# [SET PROBLEM]
Your job is to restate each entry word for word.

--- Begin SOURCE DATA ---

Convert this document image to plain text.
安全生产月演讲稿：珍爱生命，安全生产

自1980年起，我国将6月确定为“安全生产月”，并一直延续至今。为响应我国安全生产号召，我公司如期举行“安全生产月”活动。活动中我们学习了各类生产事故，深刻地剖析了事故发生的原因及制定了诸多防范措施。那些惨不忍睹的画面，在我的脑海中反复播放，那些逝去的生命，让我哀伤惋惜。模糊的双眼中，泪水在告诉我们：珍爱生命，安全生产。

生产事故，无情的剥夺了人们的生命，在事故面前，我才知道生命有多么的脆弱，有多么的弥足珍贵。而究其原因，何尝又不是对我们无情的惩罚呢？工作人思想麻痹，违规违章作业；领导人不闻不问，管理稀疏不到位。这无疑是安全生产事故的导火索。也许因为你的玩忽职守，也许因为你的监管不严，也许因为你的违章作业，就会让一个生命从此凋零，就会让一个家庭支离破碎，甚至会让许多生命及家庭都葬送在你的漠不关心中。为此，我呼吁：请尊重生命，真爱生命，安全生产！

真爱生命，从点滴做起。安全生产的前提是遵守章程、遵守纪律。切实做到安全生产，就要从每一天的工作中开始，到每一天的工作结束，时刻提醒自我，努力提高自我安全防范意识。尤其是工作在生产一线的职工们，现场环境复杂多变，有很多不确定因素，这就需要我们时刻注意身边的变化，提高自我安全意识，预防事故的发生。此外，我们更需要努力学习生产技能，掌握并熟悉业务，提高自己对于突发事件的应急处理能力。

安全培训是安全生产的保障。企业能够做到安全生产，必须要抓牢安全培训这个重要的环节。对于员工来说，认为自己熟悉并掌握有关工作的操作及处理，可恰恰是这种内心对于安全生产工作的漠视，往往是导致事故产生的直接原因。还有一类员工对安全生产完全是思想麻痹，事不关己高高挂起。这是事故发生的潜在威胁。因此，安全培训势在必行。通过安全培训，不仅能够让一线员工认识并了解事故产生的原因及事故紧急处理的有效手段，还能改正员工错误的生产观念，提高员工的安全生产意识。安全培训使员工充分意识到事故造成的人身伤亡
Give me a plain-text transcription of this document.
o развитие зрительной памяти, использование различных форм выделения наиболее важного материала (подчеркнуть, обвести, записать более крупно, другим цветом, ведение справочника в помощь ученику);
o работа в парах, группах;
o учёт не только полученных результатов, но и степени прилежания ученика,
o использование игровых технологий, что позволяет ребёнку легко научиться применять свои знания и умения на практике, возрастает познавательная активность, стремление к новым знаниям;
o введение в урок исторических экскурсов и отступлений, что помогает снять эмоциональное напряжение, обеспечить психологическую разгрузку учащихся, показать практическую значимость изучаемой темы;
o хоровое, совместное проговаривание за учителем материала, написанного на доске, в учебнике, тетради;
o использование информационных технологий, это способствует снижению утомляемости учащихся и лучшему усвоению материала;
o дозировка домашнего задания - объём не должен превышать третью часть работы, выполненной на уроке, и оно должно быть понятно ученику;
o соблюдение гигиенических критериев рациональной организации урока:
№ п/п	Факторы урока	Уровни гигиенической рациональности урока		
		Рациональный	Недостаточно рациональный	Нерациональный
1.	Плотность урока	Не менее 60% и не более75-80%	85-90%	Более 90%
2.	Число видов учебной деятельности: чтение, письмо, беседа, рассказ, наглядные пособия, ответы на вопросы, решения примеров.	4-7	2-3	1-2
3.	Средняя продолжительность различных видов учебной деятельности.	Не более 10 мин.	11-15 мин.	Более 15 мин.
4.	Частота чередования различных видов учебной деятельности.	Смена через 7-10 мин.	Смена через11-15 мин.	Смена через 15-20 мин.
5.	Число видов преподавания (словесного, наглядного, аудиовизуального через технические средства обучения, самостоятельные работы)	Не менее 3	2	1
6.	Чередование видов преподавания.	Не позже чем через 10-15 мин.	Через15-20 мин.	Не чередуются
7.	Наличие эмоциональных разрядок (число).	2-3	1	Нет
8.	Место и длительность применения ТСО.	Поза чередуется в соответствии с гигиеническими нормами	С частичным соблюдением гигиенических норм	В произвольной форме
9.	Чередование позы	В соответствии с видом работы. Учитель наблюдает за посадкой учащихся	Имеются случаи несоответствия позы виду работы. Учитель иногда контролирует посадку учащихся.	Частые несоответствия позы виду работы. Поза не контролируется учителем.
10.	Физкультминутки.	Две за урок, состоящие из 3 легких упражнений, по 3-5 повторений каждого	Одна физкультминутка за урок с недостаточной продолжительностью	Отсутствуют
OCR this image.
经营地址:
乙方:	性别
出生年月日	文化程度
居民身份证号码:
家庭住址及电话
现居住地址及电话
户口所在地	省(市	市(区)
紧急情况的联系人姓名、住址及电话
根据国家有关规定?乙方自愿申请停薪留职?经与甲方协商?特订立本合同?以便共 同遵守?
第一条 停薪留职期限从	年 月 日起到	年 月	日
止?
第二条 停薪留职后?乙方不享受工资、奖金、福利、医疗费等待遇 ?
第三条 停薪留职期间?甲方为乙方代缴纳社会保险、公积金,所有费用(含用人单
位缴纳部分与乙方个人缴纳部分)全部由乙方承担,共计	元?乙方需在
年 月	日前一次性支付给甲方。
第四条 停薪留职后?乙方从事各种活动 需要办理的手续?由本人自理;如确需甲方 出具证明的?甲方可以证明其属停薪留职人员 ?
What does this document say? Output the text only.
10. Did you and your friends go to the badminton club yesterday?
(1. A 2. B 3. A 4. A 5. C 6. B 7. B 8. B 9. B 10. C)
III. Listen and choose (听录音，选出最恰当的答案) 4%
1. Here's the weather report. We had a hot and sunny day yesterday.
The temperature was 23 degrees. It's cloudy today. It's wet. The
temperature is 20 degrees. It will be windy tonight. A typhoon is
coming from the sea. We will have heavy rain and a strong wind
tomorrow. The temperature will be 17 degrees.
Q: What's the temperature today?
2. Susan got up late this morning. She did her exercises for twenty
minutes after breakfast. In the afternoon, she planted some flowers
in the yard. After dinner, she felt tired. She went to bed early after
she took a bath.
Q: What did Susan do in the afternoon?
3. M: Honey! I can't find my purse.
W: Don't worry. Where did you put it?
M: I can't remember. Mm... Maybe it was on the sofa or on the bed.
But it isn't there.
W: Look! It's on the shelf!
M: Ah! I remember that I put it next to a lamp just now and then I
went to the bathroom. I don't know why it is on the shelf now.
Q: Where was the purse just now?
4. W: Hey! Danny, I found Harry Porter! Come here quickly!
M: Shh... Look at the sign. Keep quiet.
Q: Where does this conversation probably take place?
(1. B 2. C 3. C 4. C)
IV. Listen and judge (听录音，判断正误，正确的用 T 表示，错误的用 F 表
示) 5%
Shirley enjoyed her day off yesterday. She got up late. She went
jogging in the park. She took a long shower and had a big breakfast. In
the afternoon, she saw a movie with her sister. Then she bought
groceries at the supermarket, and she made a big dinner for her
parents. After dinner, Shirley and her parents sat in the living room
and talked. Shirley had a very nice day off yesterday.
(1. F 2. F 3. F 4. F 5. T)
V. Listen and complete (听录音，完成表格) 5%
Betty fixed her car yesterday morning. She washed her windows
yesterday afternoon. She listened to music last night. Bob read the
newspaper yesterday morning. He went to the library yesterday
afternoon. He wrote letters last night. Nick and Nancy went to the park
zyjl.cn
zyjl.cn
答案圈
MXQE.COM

--- End SOURCE DATA ---

# [RESULT FOR THIS EXERCISE]
Convert this document image to plain text.
安全生产月演讲稿：珍爱生命，安全生产

自1980年起，我国将6月确定为“安全生产月”，并一直延续至今。为响应我国安全生产号召，我公司如期举行“安全生产月”活动。活动中我们学习了各类生产事故，深刻地剖析了事故发生的原因及制定了诸多防范措施。那些惨不忍睹的画面，在我的脑海中反复播放，那些逝去的生命，让我哀伤惋惜。模糊的双眼中，泪水在告诉我们：珍爱生命，安全生产。

生产事故，无情的剥夺了人们的生命，在事故面前，我才知道生命有多么的脆弱，有多么的弥足珍贵。而究其原因，何尝又不是对我们无情的惩罚呢？工作人思想麻痹，违规违章作业；领导人不闻不问，管理稀疏不到位。这无疑是安全生产事故的导火索。也许因为你的玩忽职守，也许因为你的监管不严，也许因为你的违章作业，就会让一个生命从此凋零，就会让一个家庭支离破碎，甚至会让许多生命及家庭都葬送在你的漠不关心中。为此，我呼吁：请尊重生命，真爱生命，安全生产！

真爱生命，从点滴做起。安全生产的前提是遵守章程、遵守纪律。切实做到安全生产，就要从每一天的工作中开始，到每一天的工作结束，时刻提醒自我，努力提高自我安全防范意识。尤其是工作在生产一线的职工们，现场环境复杂多变，有很多不确定因素，这就需要我们时刻注意身边的变化，提高自我安全意识，预防事故的发生。此外，我们更需要努力学习生产技能，掌握并熟悉业务，提高自己对于突发事件的应急处理能力。

安全培训是安全生产的保障。企业能够做到安全生产，必须要抓牢安全培训这个重要的环节。对于员工来说，认为自己熟悉并掌握有关工作的操作及处理，可恰恰是这种内心对于安全生产工作的漠视，往往是导致事故产生的直接原因。还有一类员工对安全生产完全是思想麻痹，事不关己高高挂起。这是事故发生的潜在威胁。因此，安全培训势在必行。通过安全培训，不仅能够让一线员工认识并了解事故产生的原因及事故紧急处理的有效手段，还能改正员工错误的生产观念，提高员工的安全生产意识。安全培训使员工充分意识到事故造成的人身伤亡
Give me a plain-text transcription of this document.
o развитие зрительной памяти, использование различных форм выделения наиболее важного материала (подчеркнуть, обвести, записать более крупно, другим цветом, ведение справочника в помощь ученику);
o работа в парах, группах;
o учёт не только полученных результатов, но и степени прилежания ученика,
o использование игровых технологий, что позволяет ребёнку легко научиться применять свои знания и умения на практике, возрастает познавательная активность, стремление к новым знаниям;
o введение в урок исторических экскурсов и отступлений, что помогает снять эмоциональное напряжение, обеспечить психологическую разгрузку учащихся, показать практическую значимость изучаемой темы;
o хоровое, совместное проговаривание за учителем материала, написанного на доске, в учебнике, тетради;
o использование информационных технологий, это способствует снижению утомляемости учащихся и лучшему усвоению материала;
o дозировка домашнего задания - объём не должен превышать третью часть работы, выполненной на уроке, и оно должно быть понятно ученику;
o соблюдение гигиенических критериев рациональной организации урока:
№ п/п	Факторы урока	Уровни гигиенической рациональности урока		
		Рациональный	Недостаточно рациональный	Нерациональный
1.	Плотность урока	Не менее 60% и не более75-80%	85-90%	Более 90%
2.	Число видов учебной деятельности: чтение, письмо, беседа, рассказ, наглядные пособия, ответы на вопросы, решения примеров.	4-7	2-3	1-2
3.	Средняя продолжительность различных видов учебной деятельности.	Не более 10 мин.	11-15 мин.	Более 15 мин.
4.	Частота чередования различных видов учебной деятельности.	Смена через 7-10 мин.	Смена через11-15 мин.	Смена через 15-20 мин.
5.	Число видов преподавания (словесного, наглядного, аудиовизуального через технические средства обучения, самостоятельные работы)	Не менее 3	2	1
6.	Чередование видов преподавания.	Не позже чем через 10-15 мин.	Через15-20 мин.	Не чередуются
7.	Наличие эмоциональных разрядок (число).	2-3	1	Нет
8.	Место и длительность применения ТСО.	Поза чередуется в соответствии с гигиеническими нормами	С частичным соблюдением гигиенических норм	В произвольной форме
9.	Чередование позы	В соответствии с видом работы. Учитель наблюдает за посадкой учащихся	Имеются случаи несоответствия позы виду работы. Учитель иногда контролирует посадку учащихся.	Частые несоответствия позы виду работы. Поза не контролируется учителем.
10.	Физкультминутки.	Две за урок, состоящие из 3 легких упражнений, по 3-5 повторений каждого	Одна физкультминутка за урок с недостаточной продолжительностью	Отсутствуют
OCR this image.
经营地址:
乙方:	性别
出生年月日	文化程度
居民身份证号码:
家庭住址及电话
现居住地址及电话
户口所在地	省(市	市(区)
紧急情况的联系人姓名、住址及电话
根据国家有关规定?乙方自愿申请停薪留职?经与甲方协商?特订立本合同?以便共 同遵守?
第一条 停薪留职期限从	年 月 日起到	年 月	日
止?
第二条 停薪留职后?乙方不享受工资、奖金、福利、医疗费等待遇 ?
第三条 停薪留职期间?甲方为乙方代缴纳社会保险、公积金,所有费用(含用人单
位缴纳部分与乙方个人缴纳部分)全部由乙方承担,共计	元?乙方需在
年 月	日前一次性支付给甲方。
第四条 停薪留职后?乙方从事各种活动 需要办理的手续?由本人自理;如确需甲方 出具证明的?甲方可以证明其属停薪留职人员 ?
What does this document say? Output the text only.
10. Did you and your friends go to the badminton club yesterday?
(1. A 2. B 3. A 4. A 5. C 6. B 7. B 8. B 9. B 10. C)
III. Listen and choose (听录音，选出最恰当的答案) 4%
1. Here's the weather report. We had a hot and sunny day yesterday.
The temperature was 23 degrees. It's cloudy today. It's wet. The
temperature is 20 degrees. It will be windy tonight. A typhoon is
coming from the sea. We will have heavy rain and a strong wind
tomorrow. The temperature will be 17 degrees.
Q: What's the temperature today?
2. Susan got up late this morning. She did her exercises for twenty
minutes after breakfast. In the afternoon, she planted some flowers
in the yard. After dinner, she felt tired. She went to bed early after
she took a bath.
Q: What did Susan do in the afternoon?
3. M: Honey! I can't find my purse.
W: Don't worry. Where did you put it?
M: I can't remember. Mm... Maybe it was on the sofa or on the bed.
But it isn't there.
W: Look! It's on the shelf!
M: Ah! I remember that I put it next to a lamp just now and then I
went to the bathroom. I don't know why it is on the shelf now.
Q: Where was the purse just now?
4. W: Hey! Danny, I found Harry Porter! Come here quickly!
M: Shh... Look at the sign. Keep quiet.
Q: Where does this conversation probably take place?
(1. B 2. C 3. C 4. C)
IV. Listen and judge (听录音，判断正误，正确的用 T 表示，错误的用 F 表
示) 5%
Shirley enjoyed her day off yesterday. She got up late. She went
jogging in the park. She took a long shower and had a big breakfast. In
the afternoon, she saw a movie with her sister. Then she bought
groceries at the supermarket, and she made a big dinner for her
parents. After dinner, Shirley and her parents sat in the living room
and talked. Shirley had a very nice day off yesterday.
(1. F 2. F 3. F 4. F 5. T)
V. Listen and complete (听录音，完成表格) 5%
Betty fixed her car yesterday morning. She washed her windows
yesterday afternoon. She listened to music last night. Bob read the
newspaper yesterday morning. He went to the library yesterday
afternoon. He wrote letters last night. Nick and Nancy went to the park
zyjl.cn
zyjl.cn
答案圈
MXQE.COM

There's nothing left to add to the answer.